=== DATASET ROWS ===

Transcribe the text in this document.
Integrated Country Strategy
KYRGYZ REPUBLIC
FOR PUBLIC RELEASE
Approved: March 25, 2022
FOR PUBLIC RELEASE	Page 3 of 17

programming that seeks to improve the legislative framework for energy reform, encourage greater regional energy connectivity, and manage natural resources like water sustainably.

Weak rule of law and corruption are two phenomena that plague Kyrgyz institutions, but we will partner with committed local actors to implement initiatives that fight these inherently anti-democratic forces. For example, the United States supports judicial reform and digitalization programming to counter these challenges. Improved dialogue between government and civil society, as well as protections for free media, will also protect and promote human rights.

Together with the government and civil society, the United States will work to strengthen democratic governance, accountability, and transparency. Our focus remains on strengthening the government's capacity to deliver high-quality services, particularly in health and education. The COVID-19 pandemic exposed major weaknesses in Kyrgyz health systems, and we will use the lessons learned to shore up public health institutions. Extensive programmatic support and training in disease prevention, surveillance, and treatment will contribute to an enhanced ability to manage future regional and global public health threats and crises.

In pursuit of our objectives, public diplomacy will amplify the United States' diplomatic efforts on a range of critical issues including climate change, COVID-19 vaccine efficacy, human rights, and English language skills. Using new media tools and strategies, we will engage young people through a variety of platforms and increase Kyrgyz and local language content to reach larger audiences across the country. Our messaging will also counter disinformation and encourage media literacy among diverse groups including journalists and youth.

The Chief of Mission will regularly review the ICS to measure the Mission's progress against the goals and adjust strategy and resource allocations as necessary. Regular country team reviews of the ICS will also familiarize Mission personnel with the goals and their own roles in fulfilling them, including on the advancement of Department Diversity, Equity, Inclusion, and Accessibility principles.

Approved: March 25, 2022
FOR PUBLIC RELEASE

===

### [PROMPT]
Pull out every line in the data above that has the word "institutions".

### [RESPONSE BELOW]
Weak rule of law and corruption are two phenomena that plague Kyrgyz institutions, but we will partner with committed local actors to implement initiatives that fight these inherently anti-democratic forces. For example, the United States supports judicial reform and digitalization programming to counter these challenges. Improved dialogue between government and civil society, as well as protections for free media, will also protect and promote human rights.
Together with the government and civil society, the United States will work to strengthen democratic governance, accountability, and transparency. Our focus remains on strengthening the government's capacity to deliver high-quality services, particularly in health and education. The COVID-19 pandemic exposed major weaknesses in Kyrgyz health systems, and we will use the lessons learned to shore up public health institutions. Extensive programmatic support and training in disease prevention, surveillance, and treatment will contribute to an enhanced ability to manage future regional and global public health threats and crises.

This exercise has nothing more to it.